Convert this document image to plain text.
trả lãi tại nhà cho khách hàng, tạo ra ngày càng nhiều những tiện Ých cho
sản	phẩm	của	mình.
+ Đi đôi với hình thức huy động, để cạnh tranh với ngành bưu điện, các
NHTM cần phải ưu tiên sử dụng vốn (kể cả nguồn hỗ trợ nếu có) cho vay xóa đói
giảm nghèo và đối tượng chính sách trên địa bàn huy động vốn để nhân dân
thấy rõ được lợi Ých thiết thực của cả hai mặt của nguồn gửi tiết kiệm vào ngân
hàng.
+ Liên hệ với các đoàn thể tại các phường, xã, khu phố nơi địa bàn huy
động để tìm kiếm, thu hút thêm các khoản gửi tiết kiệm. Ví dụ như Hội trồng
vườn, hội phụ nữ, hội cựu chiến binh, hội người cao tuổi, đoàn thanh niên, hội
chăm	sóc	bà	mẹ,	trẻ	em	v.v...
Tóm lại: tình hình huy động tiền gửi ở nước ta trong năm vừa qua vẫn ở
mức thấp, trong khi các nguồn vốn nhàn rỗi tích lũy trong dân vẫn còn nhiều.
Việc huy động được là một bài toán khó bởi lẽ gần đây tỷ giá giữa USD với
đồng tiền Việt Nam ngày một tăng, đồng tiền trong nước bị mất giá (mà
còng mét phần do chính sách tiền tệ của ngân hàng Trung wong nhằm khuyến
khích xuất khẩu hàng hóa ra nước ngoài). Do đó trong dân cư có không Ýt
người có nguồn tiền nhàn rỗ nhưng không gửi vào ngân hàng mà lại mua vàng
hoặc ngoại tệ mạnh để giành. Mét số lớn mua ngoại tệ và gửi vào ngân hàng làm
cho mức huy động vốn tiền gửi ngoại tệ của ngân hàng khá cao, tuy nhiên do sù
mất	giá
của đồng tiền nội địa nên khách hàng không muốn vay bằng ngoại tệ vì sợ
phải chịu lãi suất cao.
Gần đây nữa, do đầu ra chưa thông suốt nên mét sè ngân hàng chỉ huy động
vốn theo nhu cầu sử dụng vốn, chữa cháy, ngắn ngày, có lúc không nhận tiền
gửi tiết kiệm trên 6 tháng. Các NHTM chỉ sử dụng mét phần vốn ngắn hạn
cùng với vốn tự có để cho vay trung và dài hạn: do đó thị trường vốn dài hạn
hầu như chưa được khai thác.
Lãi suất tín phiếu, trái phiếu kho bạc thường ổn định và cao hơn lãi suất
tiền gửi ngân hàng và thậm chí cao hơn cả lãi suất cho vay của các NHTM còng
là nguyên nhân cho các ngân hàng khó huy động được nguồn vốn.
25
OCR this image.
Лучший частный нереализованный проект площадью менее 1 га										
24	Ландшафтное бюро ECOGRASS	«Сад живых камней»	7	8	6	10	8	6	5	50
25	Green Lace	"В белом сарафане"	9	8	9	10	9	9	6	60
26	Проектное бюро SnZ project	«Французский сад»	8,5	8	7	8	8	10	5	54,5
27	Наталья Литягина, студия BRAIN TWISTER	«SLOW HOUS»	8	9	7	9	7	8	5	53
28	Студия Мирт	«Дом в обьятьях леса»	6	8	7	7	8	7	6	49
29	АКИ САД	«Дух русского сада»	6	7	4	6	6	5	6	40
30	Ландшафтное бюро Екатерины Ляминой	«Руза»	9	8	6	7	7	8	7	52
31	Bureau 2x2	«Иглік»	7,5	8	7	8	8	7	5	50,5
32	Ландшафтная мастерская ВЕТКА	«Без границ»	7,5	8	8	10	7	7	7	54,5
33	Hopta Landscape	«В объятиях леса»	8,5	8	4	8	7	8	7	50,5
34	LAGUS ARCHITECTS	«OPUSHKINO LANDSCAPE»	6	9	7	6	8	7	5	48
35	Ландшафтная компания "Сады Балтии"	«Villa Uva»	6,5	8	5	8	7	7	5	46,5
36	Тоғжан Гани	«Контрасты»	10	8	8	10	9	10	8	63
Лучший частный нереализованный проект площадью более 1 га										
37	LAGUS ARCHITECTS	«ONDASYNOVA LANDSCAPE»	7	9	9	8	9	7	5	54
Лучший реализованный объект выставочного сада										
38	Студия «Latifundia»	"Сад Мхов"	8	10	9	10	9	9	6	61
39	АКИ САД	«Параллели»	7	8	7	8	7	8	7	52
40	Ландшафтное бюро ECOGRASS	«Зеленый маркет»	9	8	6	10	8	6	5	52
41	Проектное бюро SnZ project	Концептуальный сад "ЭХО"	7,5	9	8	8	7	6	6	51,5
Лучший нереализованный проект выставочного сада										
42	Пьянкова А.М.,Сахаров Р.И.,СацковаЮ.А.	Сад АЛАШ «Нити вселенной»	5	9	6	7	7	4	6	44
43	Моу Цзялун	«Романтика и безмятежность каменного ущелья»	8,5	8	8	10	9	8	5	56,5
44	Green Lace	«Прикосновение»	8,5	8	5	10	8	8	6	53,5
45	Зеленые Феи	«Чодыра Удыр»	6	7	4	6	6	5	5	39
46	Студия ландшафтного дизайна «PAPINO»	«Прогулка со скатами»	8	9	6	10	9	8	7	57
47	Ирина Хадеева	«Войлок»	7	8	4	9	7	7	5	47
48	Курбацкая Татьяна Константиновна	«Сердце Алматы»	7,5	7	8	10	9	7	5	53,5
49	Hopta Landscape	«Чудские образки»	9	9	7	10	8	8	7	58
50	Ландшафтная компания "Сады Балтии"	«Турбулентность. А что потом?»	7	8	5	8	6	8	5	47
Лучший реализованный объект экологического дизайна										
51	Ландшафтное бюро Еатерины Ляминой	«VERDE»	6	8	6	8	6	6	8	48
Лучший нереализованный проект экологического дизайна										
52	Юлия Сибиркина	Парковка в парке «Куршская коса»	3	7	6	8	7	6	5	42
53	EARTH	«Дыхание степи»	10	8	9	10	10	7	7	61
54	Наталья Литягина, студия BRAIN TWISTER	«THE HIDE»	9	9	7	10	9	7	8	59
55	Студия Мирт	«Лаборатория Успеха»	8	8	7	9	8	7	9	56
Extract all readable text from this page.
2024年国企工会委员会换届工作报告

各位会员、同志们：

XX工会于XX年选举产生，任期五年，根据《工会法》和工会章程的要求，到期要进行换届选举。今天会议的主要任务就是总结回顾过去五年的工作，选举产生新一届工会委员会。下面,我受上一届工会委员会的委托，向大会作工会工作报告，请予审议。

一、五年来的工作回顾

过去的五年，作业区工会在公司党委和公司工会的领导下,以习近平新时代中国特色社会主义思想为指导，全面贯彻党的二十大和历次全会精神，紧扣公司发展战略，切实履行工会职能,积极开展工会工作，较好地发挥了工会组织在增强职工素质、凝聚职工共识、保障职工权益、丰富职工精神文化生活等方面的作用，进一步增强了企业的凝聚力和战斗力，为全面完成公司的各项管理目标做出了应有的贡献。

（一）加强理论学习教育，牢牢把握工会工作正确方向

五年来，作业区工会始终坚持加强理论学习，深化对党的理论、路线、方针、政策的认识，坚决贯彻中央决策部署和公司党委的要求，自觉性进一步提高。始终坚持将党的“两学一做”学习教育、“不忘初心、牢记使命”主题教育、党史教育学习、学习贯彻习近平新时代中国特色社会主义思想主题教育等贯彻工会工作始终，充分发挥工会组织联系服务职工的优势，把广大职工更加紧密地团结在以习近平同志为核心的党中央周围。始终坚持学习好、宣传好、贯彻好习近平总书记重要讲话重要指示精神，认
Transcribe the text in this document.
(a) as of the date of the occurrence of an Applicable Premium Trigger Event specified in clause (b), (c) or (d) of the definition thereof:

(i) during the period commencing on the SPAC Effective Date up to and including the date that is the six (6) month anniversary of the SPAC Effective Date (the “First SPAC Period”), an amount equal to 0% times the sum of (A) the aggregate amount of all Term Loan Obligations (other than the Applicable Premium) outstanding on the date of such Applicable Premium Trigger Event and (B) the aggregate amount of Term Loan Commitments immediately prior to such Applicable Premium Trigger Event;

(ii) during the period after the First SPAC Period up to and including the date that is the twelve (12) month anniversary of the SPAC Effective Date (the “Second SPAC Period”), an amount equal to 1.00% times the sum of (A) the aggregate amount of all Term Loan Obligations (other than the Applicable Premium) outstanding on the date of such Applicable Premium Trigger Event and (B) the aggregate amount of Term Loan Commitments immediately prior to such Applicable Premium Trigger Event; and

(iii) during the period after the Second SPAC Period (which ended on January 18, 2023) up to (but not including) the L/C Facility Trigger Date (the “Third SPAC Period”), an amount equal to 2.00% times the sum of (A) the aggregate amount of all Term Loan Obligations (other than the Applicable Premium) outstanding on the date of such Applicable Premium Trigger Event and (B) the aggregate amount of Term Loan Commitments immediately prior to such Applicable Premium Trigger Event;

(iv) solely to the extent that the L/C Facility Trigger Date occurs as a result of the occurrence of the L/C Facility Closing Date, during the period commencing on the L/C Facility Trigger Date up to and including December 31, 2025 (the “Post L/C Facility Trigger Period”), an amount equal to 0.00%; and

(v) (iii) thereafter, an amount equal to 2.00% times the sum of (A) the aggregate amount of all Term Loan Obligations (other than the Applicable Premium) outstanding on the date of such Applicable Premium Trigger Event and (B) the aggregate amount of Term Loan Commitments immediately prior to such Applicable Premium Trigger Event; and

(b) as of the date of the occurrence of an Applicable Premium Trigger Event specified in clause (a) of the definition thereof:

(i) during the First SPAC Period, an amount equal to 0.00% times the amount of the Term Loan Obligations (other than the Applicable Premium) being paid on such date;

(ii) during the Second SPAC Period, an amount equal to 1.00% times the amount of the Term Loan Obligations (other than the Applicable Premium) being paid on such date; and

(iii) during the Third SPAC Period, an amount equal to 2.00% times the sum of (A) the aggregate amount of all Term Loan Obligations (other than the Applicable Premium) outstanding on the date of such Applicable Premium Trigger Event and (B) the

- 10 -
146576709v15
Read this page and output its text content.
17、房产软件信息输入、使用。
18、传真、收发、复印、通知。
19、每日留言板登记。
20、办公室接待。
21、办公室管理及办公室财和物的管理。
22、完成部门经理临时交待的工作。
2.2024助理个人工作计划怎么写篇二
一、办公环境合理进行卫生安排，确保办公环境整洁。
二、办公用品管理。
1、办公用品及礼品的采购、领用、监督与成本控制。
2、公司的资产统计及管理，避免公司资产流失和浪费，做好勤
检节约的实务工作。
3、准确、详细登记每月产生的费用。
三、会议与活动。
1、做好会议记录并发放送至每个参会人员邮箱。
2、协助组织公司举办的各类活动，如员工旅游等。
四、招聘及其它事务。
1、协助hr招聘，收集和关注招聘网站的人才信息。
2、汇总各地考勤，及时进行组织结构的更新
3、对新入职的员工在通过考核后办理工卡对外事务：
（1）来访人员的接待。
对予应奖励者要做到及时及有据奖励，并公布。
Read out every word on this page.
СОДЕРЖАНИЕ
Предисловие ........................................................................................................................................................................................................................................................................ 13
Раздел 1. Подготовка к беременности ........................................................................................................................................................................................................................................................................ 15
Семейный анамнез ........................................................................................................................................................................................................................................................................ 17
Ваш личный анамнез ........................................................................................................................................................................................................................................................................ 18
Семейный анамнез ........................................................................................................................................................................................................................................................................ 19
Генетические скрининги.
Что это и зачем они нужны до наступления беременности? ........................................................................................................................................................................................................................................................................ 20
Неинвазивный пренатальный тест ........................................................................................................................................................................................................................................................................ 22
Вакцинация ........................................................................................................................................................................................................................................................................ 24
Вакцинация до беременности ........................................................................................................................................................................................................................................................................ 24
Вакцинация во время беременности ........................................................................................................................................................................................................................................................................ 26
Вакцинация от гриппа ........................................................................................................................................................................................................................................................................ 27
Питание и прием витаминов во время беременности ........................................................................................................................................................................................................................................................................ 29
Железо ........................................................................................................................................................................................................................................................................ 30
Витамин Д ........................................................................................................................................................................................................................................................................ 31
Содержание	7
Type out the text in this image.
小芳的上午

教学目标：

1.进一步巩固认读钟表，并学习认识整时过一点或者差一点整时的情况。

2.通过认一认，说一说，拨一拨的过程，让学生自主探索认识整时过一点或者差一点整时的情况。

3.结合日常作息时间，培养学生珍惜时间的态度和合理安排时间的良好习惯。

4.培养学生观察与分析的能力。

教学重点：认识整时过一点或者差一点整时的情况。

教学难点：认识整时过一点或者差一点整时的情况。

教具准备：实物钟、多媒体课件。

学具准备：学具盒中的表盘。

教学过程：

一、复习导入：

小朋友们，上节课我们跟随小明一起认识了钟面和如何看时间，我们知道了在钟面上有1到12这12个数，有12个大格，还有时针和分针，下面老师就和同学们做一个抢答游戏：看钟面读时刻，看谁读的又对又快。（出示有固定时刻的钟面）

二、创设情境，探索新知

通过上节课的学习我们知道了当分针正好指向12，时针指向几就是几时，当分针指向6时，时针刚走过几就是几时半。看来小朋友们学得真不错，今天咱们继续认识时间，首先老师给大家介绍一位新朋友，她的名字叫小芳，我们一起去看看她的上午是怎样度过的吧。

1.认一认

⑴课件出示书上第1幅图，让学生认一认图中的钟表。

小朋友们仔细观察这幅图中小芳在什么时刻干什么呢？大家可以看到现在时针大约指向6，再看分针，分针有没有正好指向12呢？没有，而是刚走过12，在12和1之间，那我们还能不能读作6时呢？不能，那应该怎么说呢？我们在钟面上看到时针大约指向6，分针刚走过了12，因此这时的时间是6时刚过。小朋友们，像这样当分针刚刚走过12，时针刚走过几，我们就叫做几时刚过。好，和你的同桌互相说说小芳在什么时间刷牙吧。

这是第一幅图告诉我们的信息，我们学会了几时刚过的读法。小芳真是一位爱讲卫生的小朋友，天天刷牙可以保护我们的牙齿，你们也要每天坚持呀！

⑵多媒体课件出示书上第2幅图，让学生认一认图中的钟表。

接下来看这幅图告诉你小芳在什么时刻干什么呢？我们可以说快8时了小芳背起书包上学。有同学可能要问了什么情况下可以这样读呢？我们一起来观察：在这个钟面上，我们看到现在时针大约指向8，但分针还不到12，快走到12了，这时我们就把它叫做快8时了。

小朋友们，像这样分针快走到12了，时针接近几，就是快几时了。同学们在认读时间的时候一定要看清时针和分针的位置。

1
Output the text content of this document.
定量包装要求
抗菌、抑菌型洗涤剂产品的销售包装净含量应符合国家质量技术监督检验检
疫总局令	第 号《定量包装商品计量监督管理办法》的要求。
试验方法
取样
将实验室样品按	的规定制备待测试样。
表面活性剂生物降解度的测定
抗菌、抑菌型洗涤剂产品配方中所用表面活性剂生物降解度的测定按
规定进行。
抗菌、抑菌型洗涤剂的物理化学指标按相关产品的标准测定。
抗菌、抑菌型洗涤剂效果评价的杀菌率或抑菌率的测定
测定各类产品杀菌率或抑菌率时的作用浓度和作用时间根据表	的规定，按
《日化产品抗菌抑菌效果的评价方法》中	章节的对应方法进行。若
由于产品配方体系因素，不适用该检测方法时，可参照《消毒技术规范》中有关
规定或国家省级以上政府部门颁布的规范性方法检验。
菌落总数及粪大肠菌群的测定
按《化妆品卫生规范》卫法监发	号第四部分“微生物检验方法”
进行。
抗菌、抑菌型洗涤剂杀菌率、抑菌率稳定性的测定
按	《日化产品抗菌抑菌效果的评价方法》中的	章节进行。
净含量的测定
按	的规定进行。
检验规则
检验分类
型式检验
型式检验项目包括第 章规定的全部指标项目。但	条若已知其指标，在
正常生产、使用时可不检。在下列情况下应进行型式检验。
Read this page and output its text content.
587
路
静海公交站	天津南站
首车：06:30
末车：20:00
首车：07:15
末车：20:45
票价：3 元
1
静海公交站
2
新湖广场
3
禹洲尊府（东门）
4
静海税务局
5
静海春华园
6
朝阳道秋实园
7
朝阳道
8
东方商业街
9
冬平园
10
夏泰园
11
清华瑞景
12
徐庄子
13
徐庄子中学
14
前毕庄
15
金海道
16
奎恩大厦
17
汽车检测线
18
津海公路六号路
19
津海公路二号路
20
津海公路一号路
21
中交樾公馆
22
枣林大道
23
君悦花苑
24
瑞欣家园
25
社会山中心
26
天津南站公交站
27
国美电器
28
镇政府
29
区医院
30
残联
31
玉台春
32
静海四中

○ ○ ○ ○

Given exercise:
Pick out each line in the material containing "日化产品抗菌抑菌效果的评价方法".

Task output:
《日化产品抗菌抑菌效果的评价方法》中	章节的对应方法进行。若
按	《日化产品抗菌抑菌效果的评价方法》中的	章节进行。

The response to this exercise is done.